Ci sono periodi della Storia d’Italia che restano oscuri, alla maggior parte di noi, perché a scuola non si studiano o se ne parla poco; uno di questi è il colonialismo italiano. Per documentarmi su questo argomento, in particolare sul colonialismo in Etiopia, ho letto anni fa il saggio del Prof. Nicola Labanca, “La guerra d’Etiopia”, pubblicato qualche anno fa dalla casa editrice Il Mulino. Ho scoperto così che l’aggressione fascista all’Etiopia nell’ottobre del 1935, rappresentò un vero e proprio sfregio alla Lega delle nazioni e all’ordinamento pacifico della comunità internazionale. Fu l’ultima guerra coloniale in un periodo in cui si sviluppava il nazionalismo delle colonie, che avrebbe portato, pochi decenni dopo, alla decolonizzazione. Fu una guerra in cui per la prima volta si fece uso di gas tossici, in barba al protocollo di Ginevra che l’Italia fascista aveva firmato nel 1925. Fu, soprattutto, una guerra razzista. Se è vero che ogni colonialismo è stato sempre basato su una più o meno percettibile “linea di colore ” (da una parte gli europei civilizzati, dall’altra gli indigeni incivili), questa fu la prima conquista in cui si spingeva a una netta separazione dei due popoli, concetto che avrebbe trovato maggior fortuna nell’apartheid sudafricano. Già il regio decreto n° 880 del 1937, precedente alle leggi razziali che afflissero in particolar modo gli ebrei, sanzionava “i rapporti di indole coniugale tra cittadini e sudditi”. Tale decreto fu perfezionato nel 1940 con la legge 822, “Norme relative ai meticci”, in cui si legge, tra l’altro, che il meticcio non può essere riconosciuto dal genitore cittadino, che il suo mantenimento è a carico del solo genitore nativo, che sono vietate l’adozione e l’affiliazione di nativi e meticci da parte di cittadini. Il saggio del Prof. Labanca, ottimamente scritto e zeppo di informazioni, è comprensibile anche per chi, come me, non è uno studioso della storia.
Per chi si volesse avvicinare a questi temi in maniera più leggera, consiglio un romanzo pubblicato da Sellerio nel 2017, “I fantasmi dell’Impero”, scritto da 3 amici: Marco Cosentino, Domenico Dodaro e Luigi Panella; esperto di relazioni istituzionali il primo, avvocati gli altri due.

• ELENCO DEI DATI
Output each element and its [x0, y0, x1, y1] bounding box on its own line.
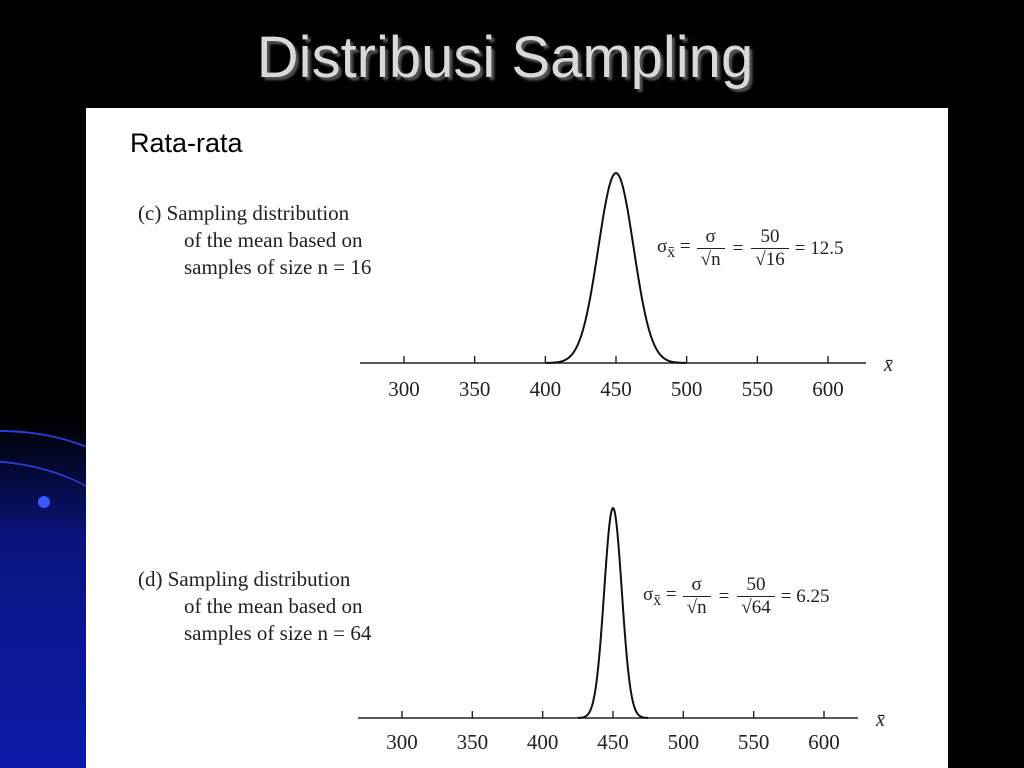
chart-c-x-tick-label: 350: [459, 377, 491, 401]
chart-c-label: (c): [138, 201, 162, 225]
figure-panel: Rata-rata (c) Sampling distribution of t…: [86, 108, 948, 768]
chart-c-caption-line3: samples of size n = 16: [184, 255, 372, 279]
panel-subtitle: Rata-rata: [130, 128, 243, 158]
chart-c-x-tick-label: 600: [812, 377, 844, 401]
chart-c-x-tick-label: 500: [671, 377, 703, 401]
chart-d-x-axis-label: x̄: [875, 709, 885, 731]
chart-c-x-axis-label: x̄: [883, 354, 893, 376]
chart-c-caption: (c) Sampling distribution of the mean ba…: [138, 200, 371, 281]
chart-d-normal-curve: [577, 506, 649, 719]
chart-d-x-tick-label: 450: [597, 730, 629, 754]
chart-d-formula: σx̄ = σ = 50 = 6.25 √n √64: [643, 574, 830, 618]
chart-d-x-tick-label: 550: [738, 730, 770, 754]
chart-c-caption-line1: (c) Sampling distribution: [138, 201, 350, 225]
chart-c-x-tick-label: 400: [530, 377, 562, 401]
chart-d-x-tick-label: 350: [457, 730, 489, 754]
chart-d-label: (d): [138, 567, 163, 591]
chart-c-x-tick-label: 550: [742, 377, 774, 401]
chart-c-caption-line2: of the mean based on: [184, 228, 363, 252]
chart-c-normal-curve: [545, 171, 687, 364]
charts-canvas: 300 350 400 450 500 550 600 x̄ 300 350 400 450 500 55…: [358, 171, 893, 754]
chart-d-x-tick-label: 400: [527, 730, 559, 754]
slide-title: Distribusi Sampling: [256, 25, 754, 90]
chart-c-x-tick-label: 300: [388, 377, 420, 401]
chart-d-caption: (d) Sampling distribution of the mean ba…: [138, 566, 371, 647]
chart-d-caption-line2: of the mean based on: [184, 594, 363, 618]
background-dot: [38, 496, 50, 508]
chart-d-caption-line1: (d) Sampling distribution: [138, 567, 351, 591]
chart-d-x-tick-label: 500: [668, 730, 700, 754]
chart-c-x-tick-label: 450: [600, 377, 632, 401]
chart-d-x-tick-label: 300: [386, 730, 418, 754]
chart-d-caption-line3: samples of size n = 64: [184, 621, 372, 645]
chart-c-formula: σx̄ = σ = 50 = 12.5 √n √16: [657, 226, 844, 270]
chart-d-x-tick-label: 600: [808, 730, 840, 754]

• OBIETTIVO DICHIARATO 1
Secondo il testo sul colonialismo italiano, in quale anno l'Italia fascista aveva firmato il protocollo di Ginevra?
• OBIETTIVO DICHIARATO 2
Modifica la parte del testo sul colonialismo italiano che comincia con "Per chi si volesse" e prosegue fino a "gli altri due.", mettendo "libro" al posto di "romanzo".

• RISULTATO DELL'ESERCIZIO 1
Nel 1925.

• RISULTATO DELL'ESERCIZIO 2
Per chi si volesse avvicinare a questi temi in maniera più leggera, consiglio un libro pubblicato da Sellerio nel 2017, “I fantasmi dell’Impero”, scritto da 3 amici: Marco Cosentino, Domenico Dodaro e Luigi Panella; esperto di relazioni istituzionali il primo, avvocati gli altri due.